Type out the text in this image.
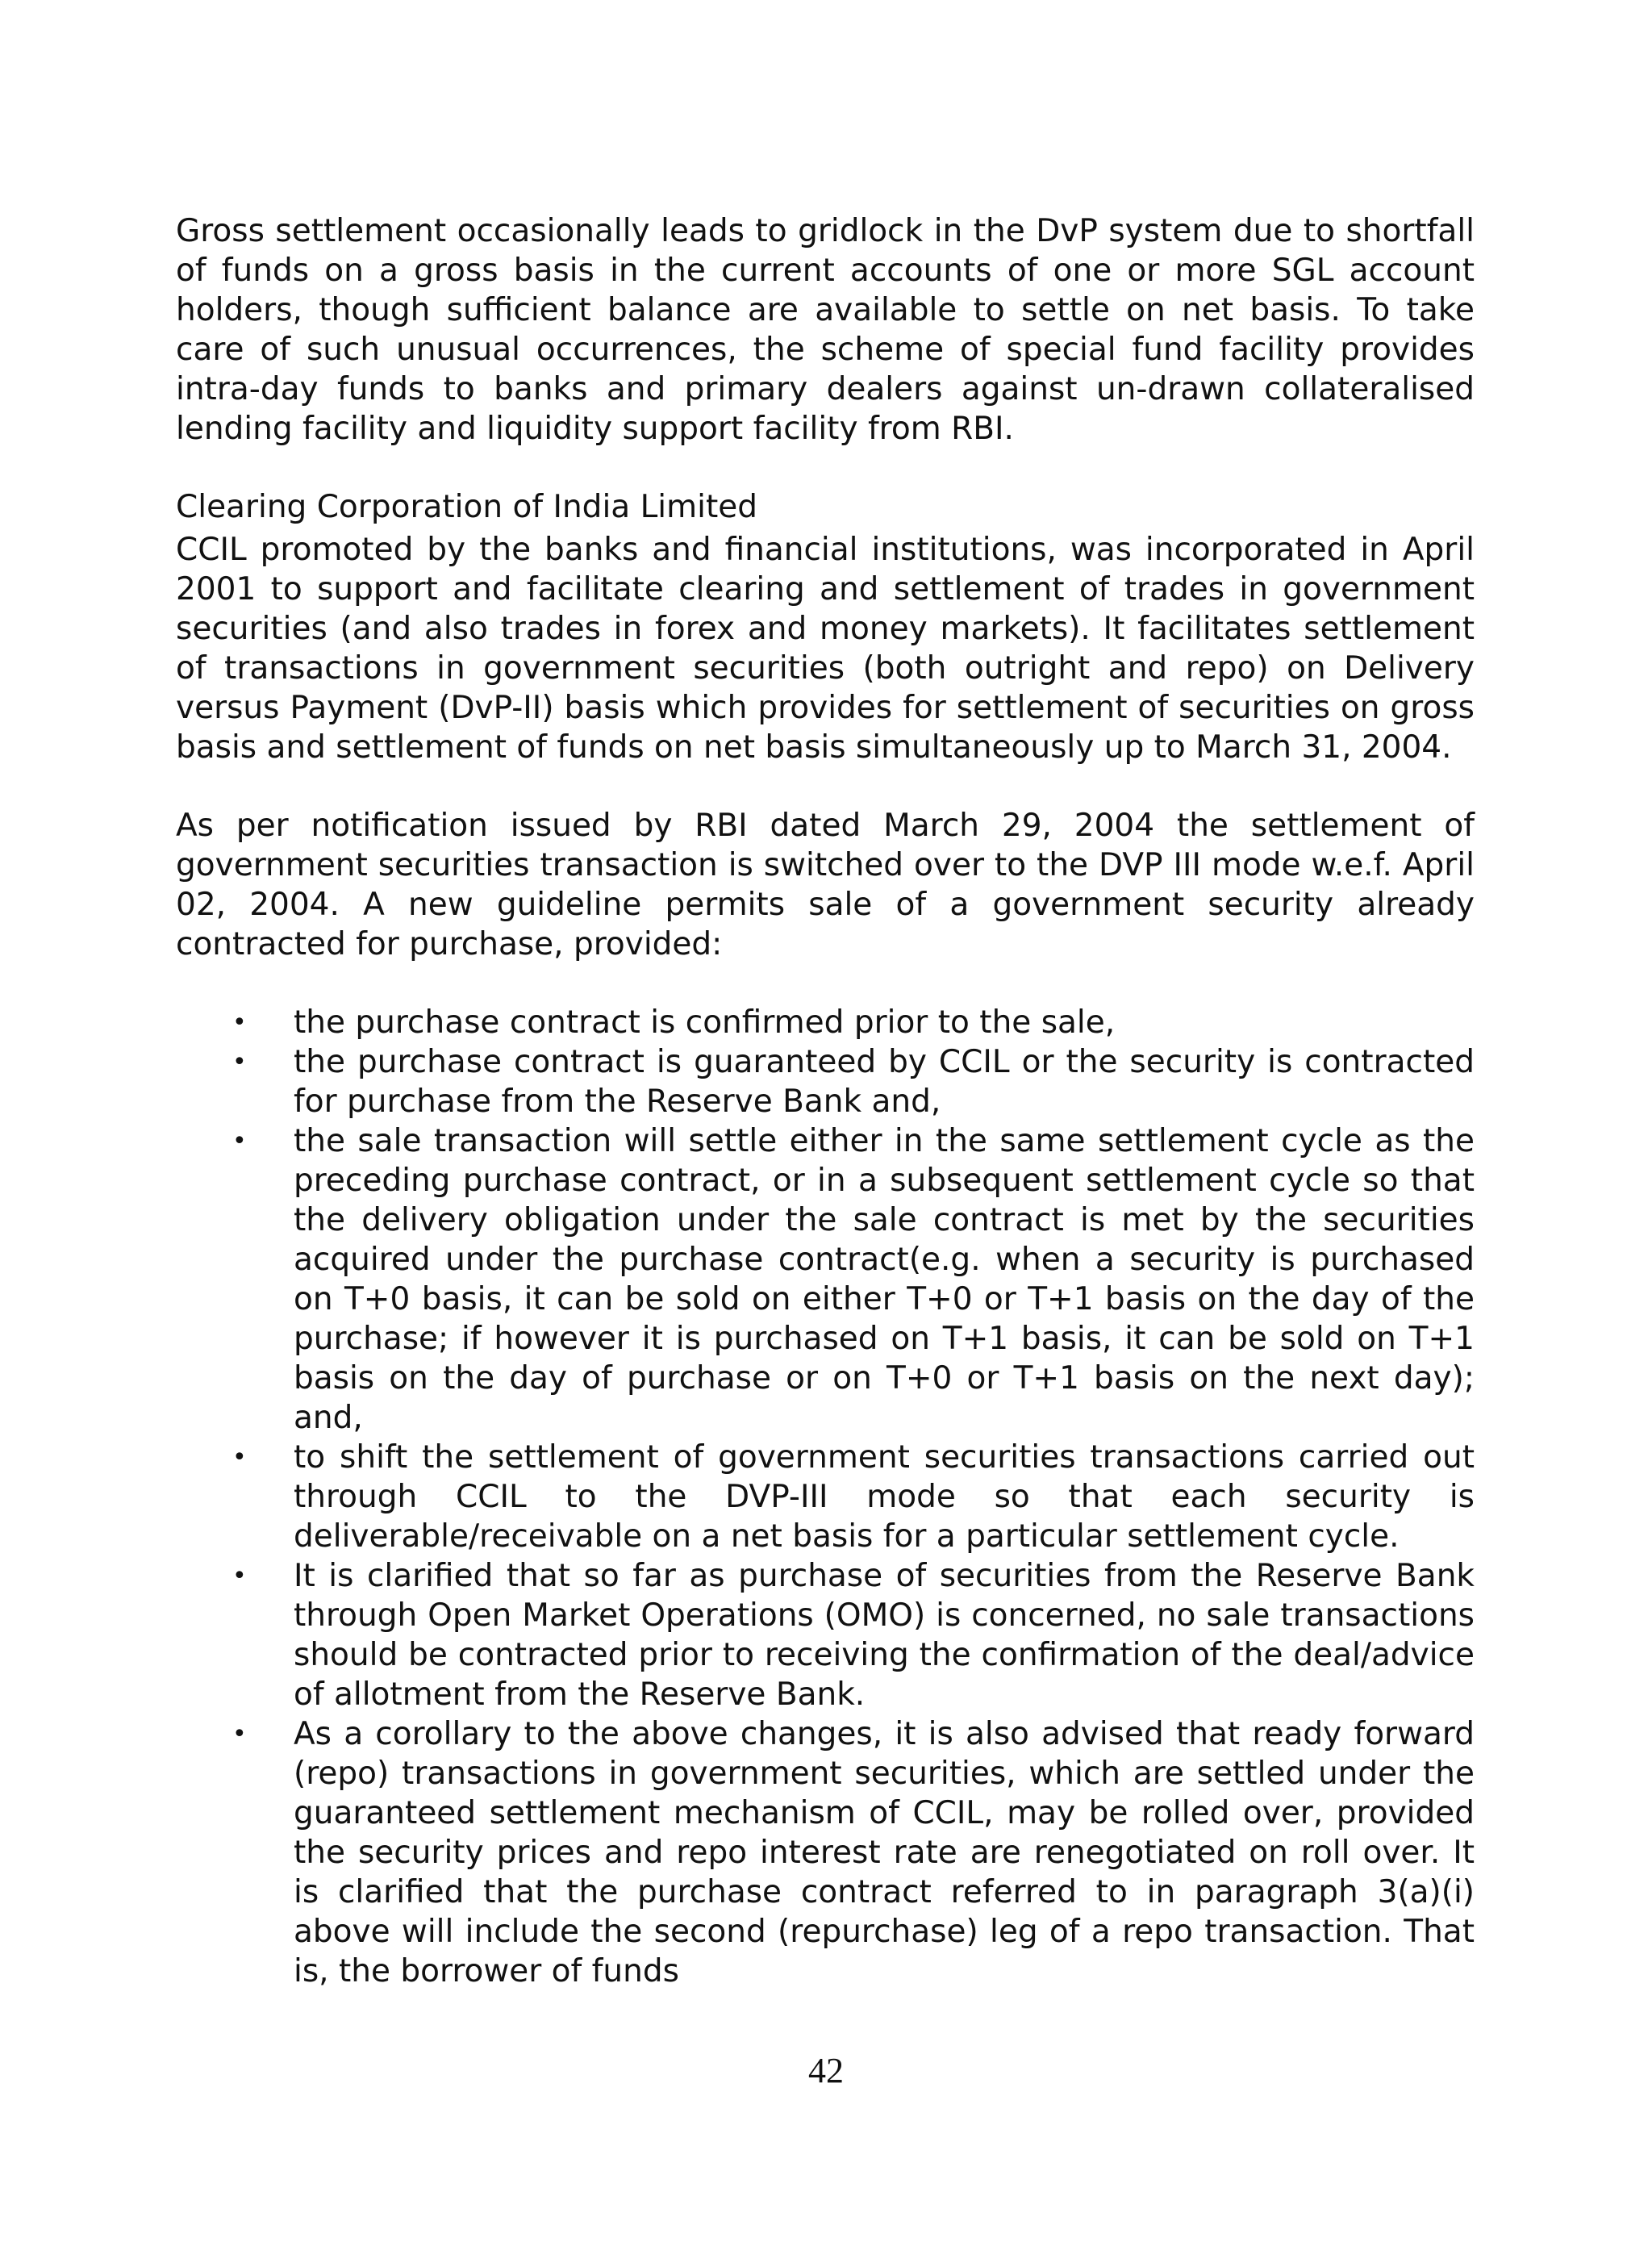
Gross settlement occasionally leads to gridlock in the DvP system due to shortfall of funds on a gross basis in the current accounts of one or more SGL account holders, though sufficient balance are available to settle on net basis. To take care of such unusual occurrences, the scheme of special fund facility provides intra-day funds to banks and primary dealers against un-drawn collateralised lending facility and liquidity support facility from RBI.

Clearing Corporation of India Limited

CCIL promoted by the banks and financial institutions, was incorporated in April 2001 to support and facilitate clearing and settlement of trades in government securities (and also trades in forex and money markets). It facilitates settlement of transactions in government securities (both outright and repo) on Delivery versus Payment (DvP-II) basis which provides for settlement of securities on gross basis and settlement of funds on net basis simultaneously up to March 31, 2004.

As per notification issued by RBI dated March 29, 2004 the settlement of government securities transaction is switched over to the DVP III mode w.e.f. April 02, 2004. A new guideline permits sale of a government security already contracted for purchase, provided:

•	the purchase contract is confirmed prior to the sale,
•	the purchase contract is guaranteed by CCIL or the security is contracted for purchase from the Reserve Bank and,
•	the sale transaction will settle either in the same settlement cycle as the preceding purchase contract, or in a subsequent settlement cycle so that the delivery obligation under the sale contract is met by the securities acquired under the purchase contract(e.g. when a security is purchased on T+0 basis, it can be sold on either T+0 or T+1 basis on the day of the purchase; if however it is purchased on T+1 basis, it can be sold on T+1 basis on the day of purchase or on T+0 or T+1 basis on the next day); and,
•	to shift the settlement of government securities transactions carried out through CCIL to the DVP-III mode so that each security is deliverable/receivable on a net basis for a particular settlement cycle.
•	It is clarified that so far as purchase of securities from the Reserve Bank through Open Market Operations (OMO) is concerned, no sale transactions should be contracted prior to receiving the confirmation of the deal/advice of allotment from the Reserve Bank.
•	As a corollary to the above changes, it is also advised that ready forward (repo) transactions in government securities, which are settled under the guaranteed settlement mechanism of CCIL, may be rolled over, provided the security prices and repo interest rate are renegotiated on roll over. It is clarified that the purchase contract referred to in paragraph 3(a)(i) above will include the second (repurchase) leg of a repo transaction. That is, the borrower of funds
42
+ + + +
Work to be completed:
Make an exact copy of the listing above. Do not include the pictures.

Task answer:
Type out the text in this image.
Gross settlement occasionally leads to gridlock in the DvP system due to shortfall of funds on a gross basis in the current accounts of one or more SGL account holders, though sufficient balance are available to settle on net basis. To take care of such unusual occurrences, the scheme of special fund facility provides intra-day funds to banks and primary dealers against un-drawn collateralised lending facility and liquidity support facility from RBI.

Clearing Corporation of India Limited

CCIL promoted by the banks and financial institutions, was incorporated in April 2001 to support and facilitate clearing and settlement of trades in government securities (and also trades in forex and money markets). It facilitates settlement of transactions in government securities (both outright and repo) on Delivery versus Payment (DvP-II) basis which provides for settlement of securities on gross basis and settlement of funds on net basis simultaneously up to March 31, 2004.

As per notification issued by RBI dated March 29, 2004 the settlement of government securities transaction is switched over to the DVP III mode w.e.f. April 02, 2004. A new guideline permits sale of a government security already contracted for purchase, provided:

•	the purchase contract is confirmed prior to the sale,
•	the purchase contract is guaranteed by CCIL or the security is contracted for purchase from the Reserve Bank and,
•	the sale transaction will settle either in the same settlement cycle as the preceding purchase contract, or in a subsequent settlement cycle so that the delivery obligation under the sale contract is met by the securities acquired under the purchase contract(e.g. when a security is purchased on T+0 basis, it can be sold on either T+0 or T+1 basis on the day of the purchase; if however it is purchased on T+1 basis, it can be sold on T+1 basis on the day of purchase or on T+0 or T+1 basis on the next day); and,
•	to shift the settlement of government securities transactions carried out through CCIL to the DVP-III mode so that each security is deliverable/receivable on a net basis for a particular settlement cycle.
•	It is clarified that so far as purchase of securities from the Reserve Bank through Open Market Operations (OMO) is concerned, no sale transactions should be contracted prior to receiving the confirmation of the deal/advice of allotment from the Reserve Bank.
•	As a corollary to the above changes, it is also advised that ready forward (repo) transactions in government securities, which are settled under the guaranteed settlement mechanism of CCIL, may be rolled over, provided the security prices and repo interest rate are renegotiated on roll over. It is clarified that the purchase contract referred to in paragraph 3(a)(i) above will include the second (repurchase) leg of a repo transaction. That is, the borrower of funds
42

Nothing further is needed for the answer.